- [TASK BRIEF]
Where a line holds the word "gegen", copy that line.

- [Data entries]
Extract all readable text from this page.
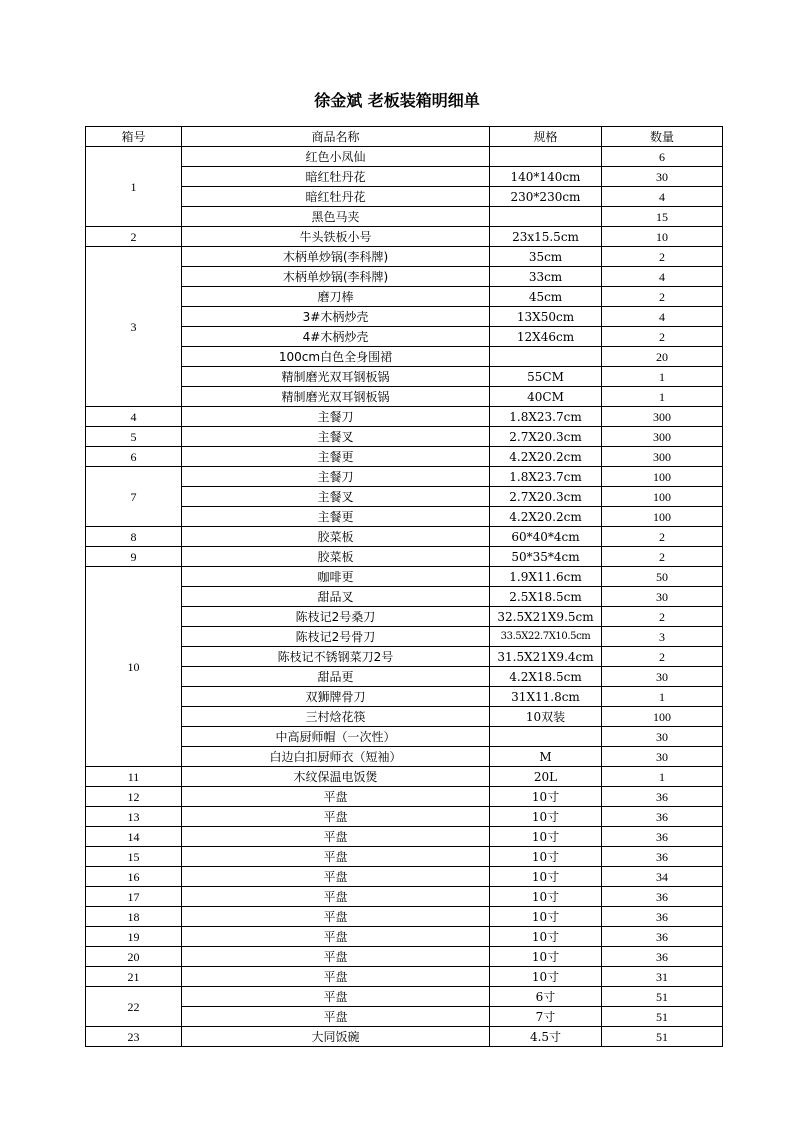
徐金斌 老板装箱明细单
箱号	商品名称	规格	数量
1	红色小凤仙		6
	暗红牡丹花	140*140cm	30
	暗红牡丹花	230*230cm	4
	黑色马夹		15
2	牛头铁板小号	23x15.5cm	10
3	木柄单炒锅(李科牌)	35cm	2
	木柄单炒锅(李科牌)	33cm	4
	磨刀棒	45cm	2
	3#木柄炒壳	13X50cm	4
	4#木柄炒壳	12X46cm	2
	100cm白色全身围裙		20
	精制磨光双耳钢板锅	55CM	1
	精制磨光双耳钢板锅	40CM	1
4	主餐刀	1.8X23.7cm	300
5	主餐叉	2.7X20.3cm	300
6	主餐更	4.2X20.2cm	300
7	主餐刀	1.8X23.7cm	100
	主餐叉	2.7X20.3cm	100
	主餐更	4.2X20.2cm	100
8	胶菜板	60*40*4cm	2
9	胶菜板	50*35*4cm	2
10	咖啡更	1.9X11.6cm	50
	甜品叉	2.5X18.5cm	30
	陈枝记2号桑刀	32.5X21X9.5cm	2
	陈枝记2号骨刀	33.5X22.7X10.5cm	3
	陈枝记不锈钢菜刀2号	31.5X21X9.4cm	2
	甜品更	4.2X18.5cm	30
	双狮牌骨刀	31X11.8cm	1
	三村焓花筷	10双装	100
	中高厨师帽（一次性）		30
	白边白扣厨师衣（短袖）	M	30
11	木纹保温电饭煲	20L	1
12	平盘	10寸	36
13	平盘	10寸	36
14	平盘	10寸	36
15	平盘	10寸	36
16	平盘	10寸	34
17	平盘	10寸	36
18	平盘	10寸	36
19	平盘	10寸	36
20	平盘	10寸	36
21	平盘	10寸	31
22	平盘	6寸	51
	平盘	7寸	51
23	大同饭碗	4.5寸	51
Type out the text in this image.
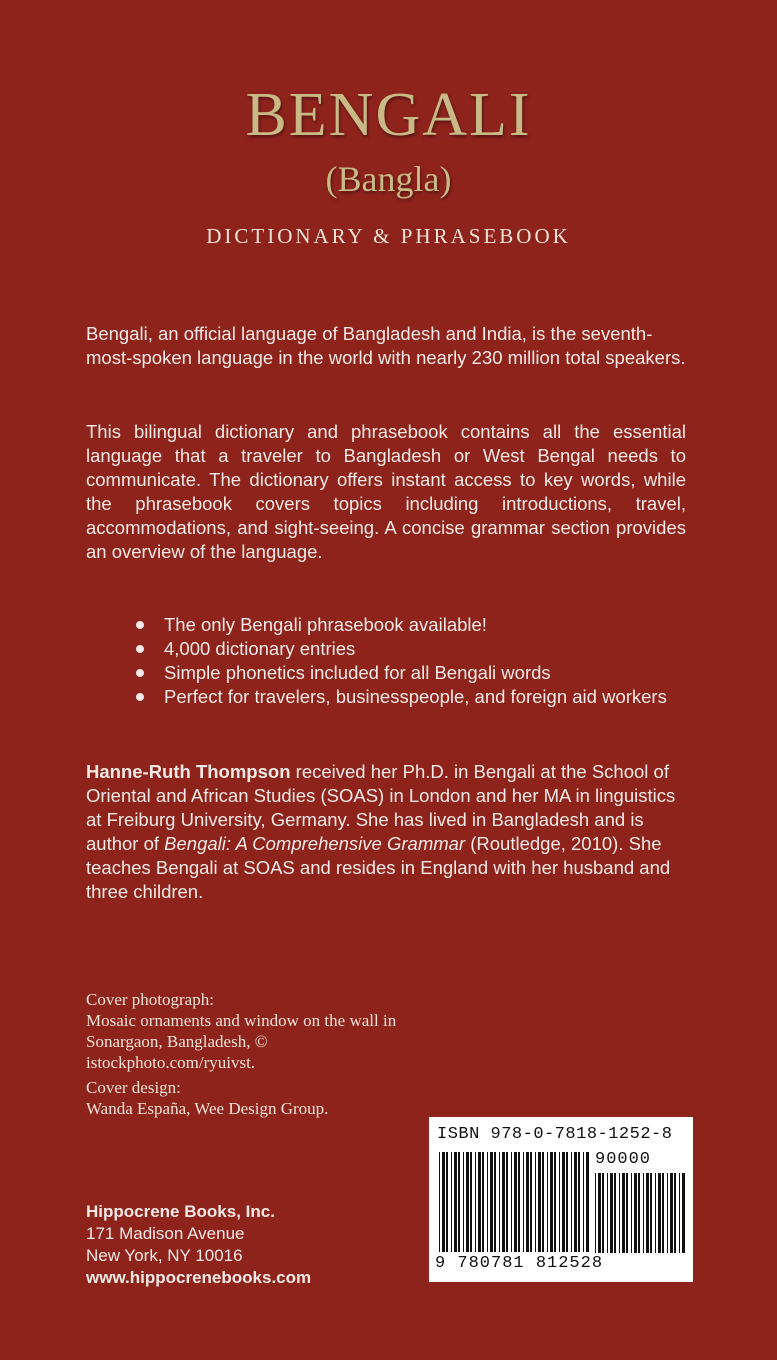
BENGALI
(Bangla)
DICTIONARY & PHRASEBOOK

Bengali, an official language of Bangladesh and India, is the seventh-most-spoken language in the world with nearly 230 million total speakers.

This bilingual dictionary and phrasebook contains all the essential language that a traveler to Bangladesh or West Bengal needs to communicate. The dictionary offers instant access to key words, while the phrasebook covers topics including introductions, travel, accommodations, and sight-seeing. A concise grammar section provides an overview of the language.

The only Bengali phrasebook available!
4,000 dictionary entries
Simple phonetics included for all Bengali words
Perfect for travelers, businesspeople, and foreign aid workers

Hanne-Ruth Thompson received her Ph.D. in Bengali at the School of Oriental and African Studies (SOAS) in London and her MA in linguistics at Freiburg University, Germany. She has lived in Bangladesh and is author of Bengali: A Comprehensive Grammar (Routledge, 2010). She teaches Bengali at SOAS and resides in England with her husband and three children.

Cover photograph:
Mosaic ornaments and window on the wall in Sonargaon, Bangladesh, © istockphoto.com/ryuivst.

Cover design:
Wanda España, Wee Design Group.

Hippocrene Books, Inc.
171 Madison Avenue
New York, NY 10016
www.hippocrenebooks.com
ISBN 978-0-7818-1252-8
90000
9 780781 812528
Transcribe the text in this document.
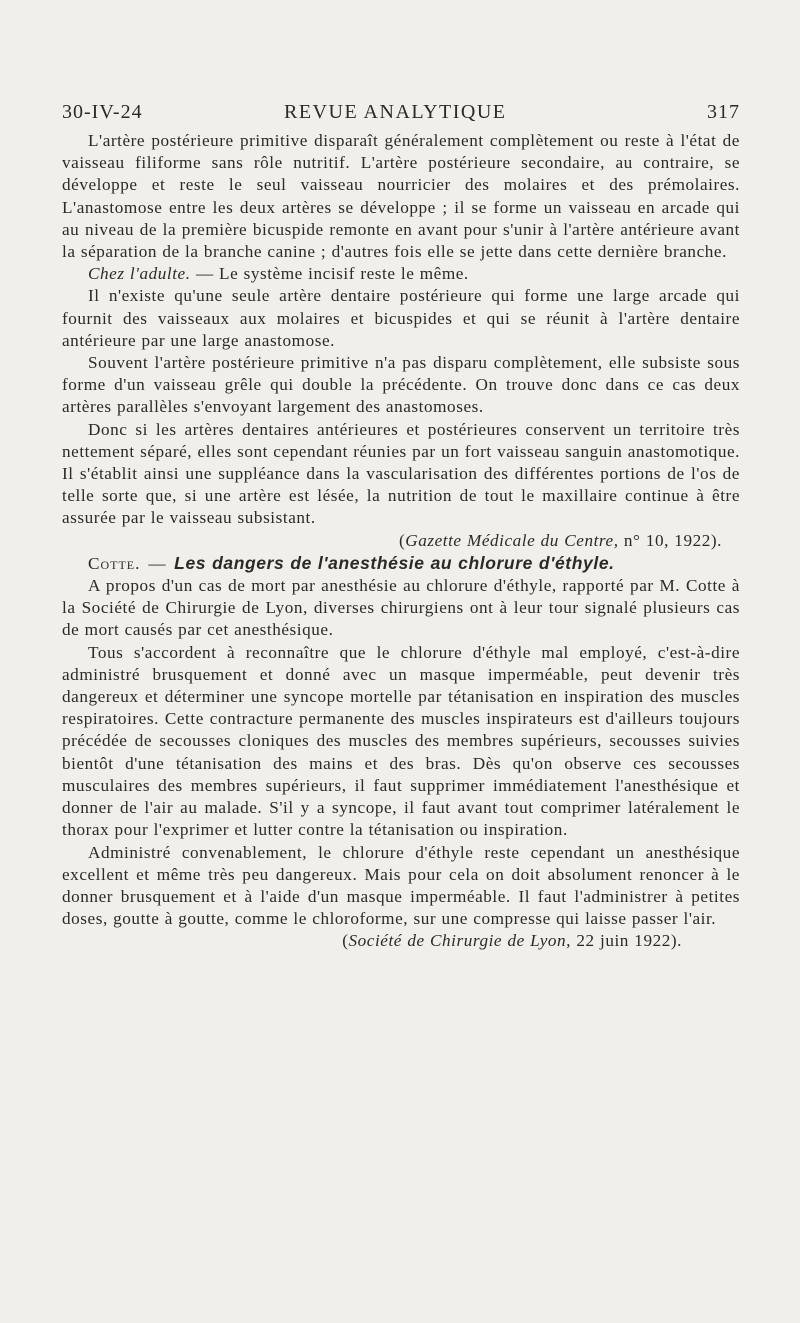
30-IV-24	REVUE ANALYTIQUE	317

L'artère postérieure primitive disparaît généralement complètement ou reste à l'état de vaisseau filiforme sans rôle nutritif. L'artère postérieure secondaire, au contraire, se développe et reste le seul vaisseau nourricier des molaires et des prémolaires. L'anastomose entre les deux artères se développe ; il se forme un vaisseau en arcade qui au niveau de la première bicuspide remonte en avant pour s'unir à l'artère antérieure avant la séparation de la branche canine ; d'autres fois elle se jette dans cette dernière branche.

Chez l'adulte. — Le système incisif reste le même.

Il n'existe qu'une seule artère dentaire postérieure qui forme une large arcade qui fournit des vaisseaux aux molaires et bicuspides et qui se réunit à l'artère dentaire antérieure par une large anastomose.

Souvent l'artère postérieure primitive n'a pas disparu complètement, elle subsiste sous forme d'un vaisseau grêle qui double la précédente. On trouve donc dans ce cas deux artères parallèles s'envoyant largement des anastomoses.

Donc si les artères dentaires antérieures et postérieures conservent un territoire très nettement séparé, elles sont cependant réunies par un fort vaisseau sanguin anastomotique. Il s'établit ainsi une suppléance dans la vascularisation des différentes portions de l'os de telle sorte que, si une artère est lésée, la nutrition de tout le maxillaire continue à être assurée par le vaisseau subsistant.

(Gazette Médicale du Centre, n° 10, 1922).

Cotte. — Les dangers de l'anesthésie au chlorure d'éthyle.

A propos d'un cas de mort par anesthésie au chlorure d'éthyle, rapporté par M. Cotte à la Société de Chirurgie de Lyon, diverses chirurgiens ont à leur tour signalé plusieurs cas de mort causés par cet anesthésique.

Tous s'accordent à reconnaître que le chlorure d'éthyle mal employé, c'est-à-dire administré brusquement et donné avec un masque imperméable, peut devenir très dangereux et déterminer une syncope mortelle par tétanisation en inspiration des muscles respiratoires. Cette contracture permanente des muscles inspirateurs est d'ailleurs toujours précédée de secousses cloniques des muscles des membres supérieurs, secousses suivies bientôt d'une tétanisation des mains et des bras. Dès qu'on observe ces secousses musculaires des membres supérieurs, il faut supprimer immédiatement l'anesthésique et donner de l'air au malade. S'il y a syncope, il faut avant tout comprimer latéralement le thorax pour l'exprimer et lutter contre la tétanisation ou inspiration.

Administré convenablement, le chlorure d'éthyle reste cependant un anesthésique excellent et même très peu dangereux. Mais pour cela on doit absolument renoncer à le donner brusquement et à l'aide d'un masque imperméable. Il faut l'administrer à petites doses, goutte à goutte, comme le chloroforme, sur une compresse qui laisse passer l'air.

(Société de Chirurgie de Lyon, 22 juin 1922).
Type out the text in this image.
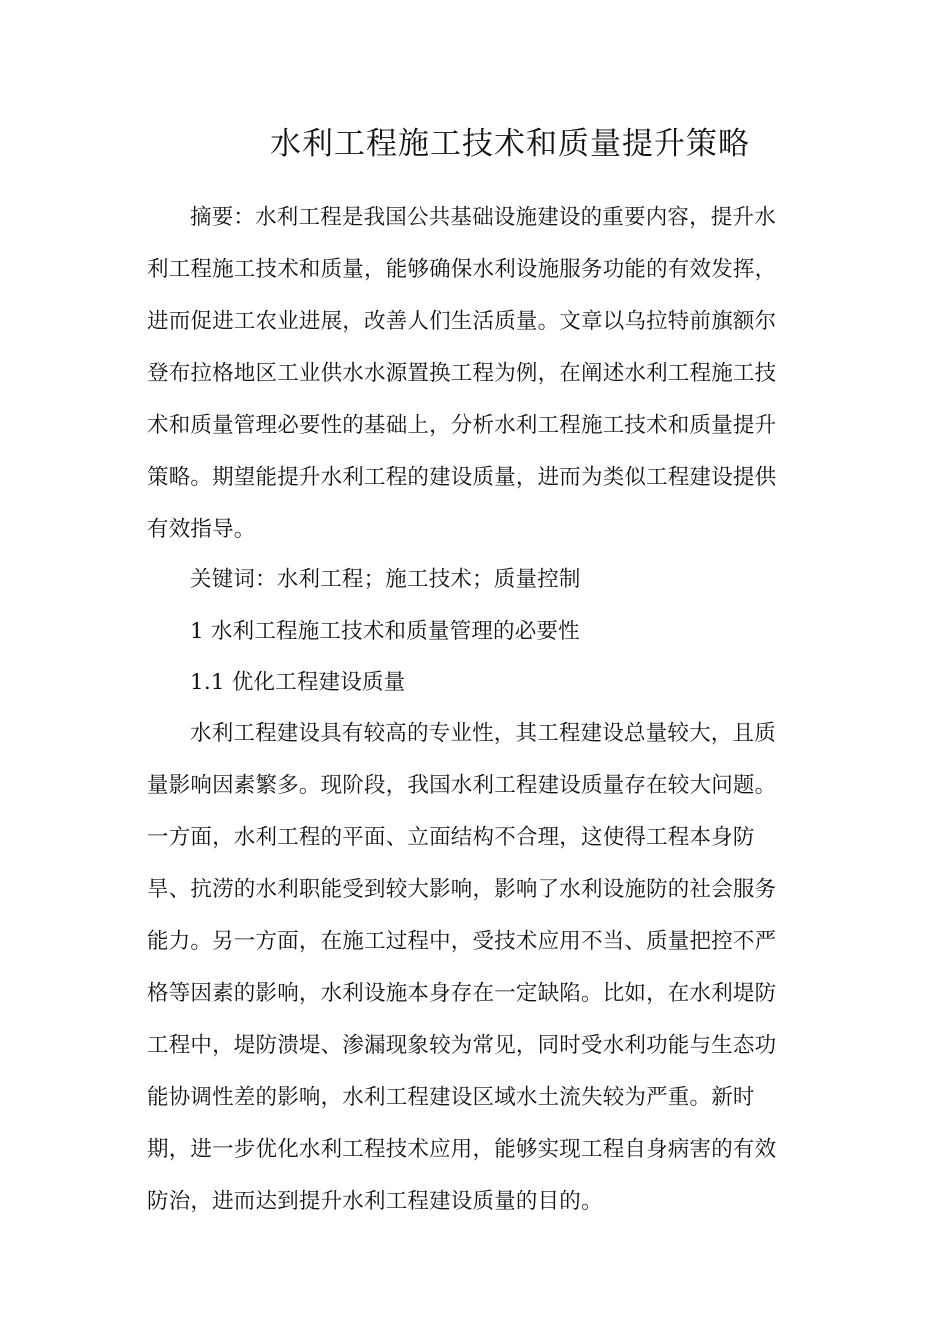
水利工程施工技术和质量提升策略
摘要：水利工程是我国公共基础设施建设的重要内容，提升水
利工程施工技术和质量，能够确保水利设施服务功能的有效发挥，
进而促进工农业进展，改善人们生活质量。文章以乌拉特前旗额尔
登布拉格地区工业供水水源置换工程为例，在阐述水利工程施工技
术和质量管理必要性的基础上，分析水利工程施工技术和质量提升
策略。期望能提升水利工程的建设质量，进而为类似工程建设提供
有效指导。
关键词：水利工程；施工技术；质量控制
1 水利工程施工技术和质量管理的必要性
1.1 优化工程建设质量
水利工程建设具有较高的专业性，其工程建设总量较大，且质
量影响因素繁多。现阶段，我国水利工程建设质量存在较大问题。
一方面，水利工程的平面、立面结构不合理，这使得工程本身防
旱、抗涝的水利职能受到较大影响，影响了水利设施防的社会服务
能力。另一方面，在施工过程中，受技术应用不当、质量把控不严
格等因素的影响，水利设施本身存在一定缺陷。比如，在水利堤防
工程中，堤防溃堤、渗漏现象较为常见，同时受水利功能与生态功
能协调性差的影响，水利工程建设区域水土流失较为严重。新时
期，进一步优化水利工程技术应用，能够实现工程自身病害的有效
防治，进而达到提升水利工程建设质量的目的。
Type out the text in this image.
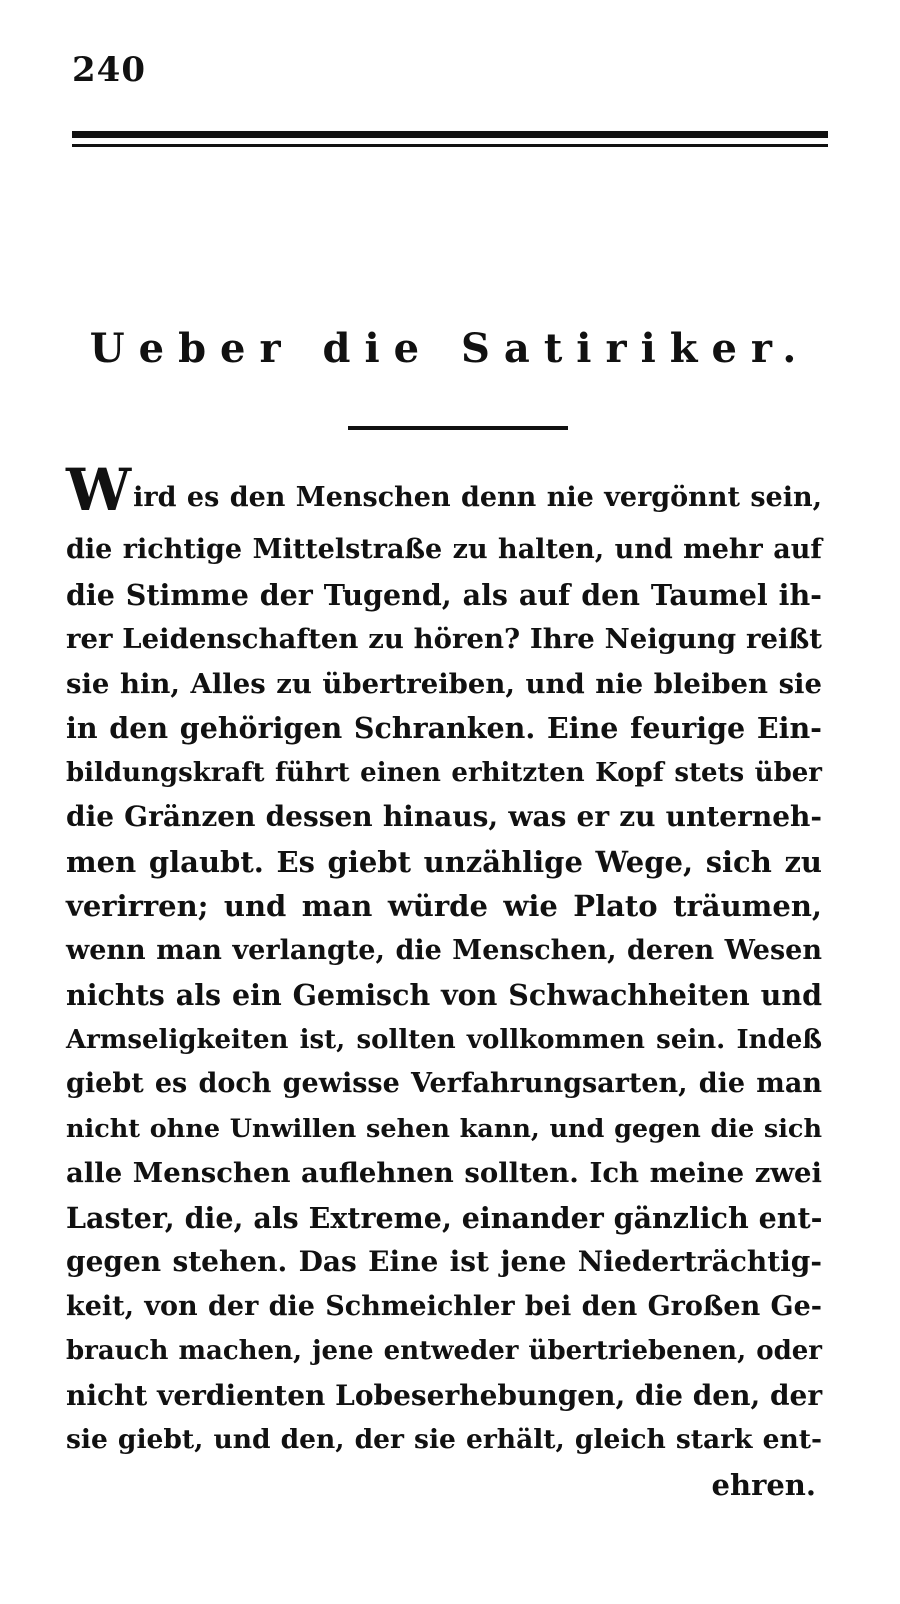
240
Ueber die Satiriker.
Wird es den Menschen denn nie vergönnt sein,
die richtige Mittelstraße zu halten, und mehr auf
die Stimme der Tugend, als auf den Taumel ih-
rer Leidenschaften zu hören? Ihre Neigung reißt
sie hin, Alles zu übertreiben, und nie bleiben sie
in den gehörigen Schranken. Eine feurige Ein-
bildungskraft führt einen erhitzten Kopf stets über
die Gränzen dessen hinaus, was er zu unterneh-
men glaubt. Es giebt unzählige Wege, sich zu
verirren; und man würde wie Plato träumen,
wenn man verlangte, die Menschen, deren Wesen
nichts als ein Gemisch von Schwachheiten und
Armseligkeiten ist, sollten vollkommen sein. Indeß
giebt es doch gewisse Verfahrungsarten, die man
nicht ohne Unwillen sehen kann, und gegen die sich
alle Menschen auflehnen sollten. Ich meine zwei
Laster, die, als Extreme, einander gänzlich ent-
gegen stehen. Das Eine ist jene Niederträchtig-
keit, von der die Schmeichler bei den Großen Ge-
brauch machen, jene entweder übertriebenen, oder
nicht verdienten Lobeserhebungen, die den, der
sie giebt, und den, der sie erhält, gleich stark ent-
ehren.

- [COMPLETE RESPONSE]
nicht ohne Unwillen sehen kann, und gegen die sich
gegen stehen. Das Eine ist jene Niederträchtig-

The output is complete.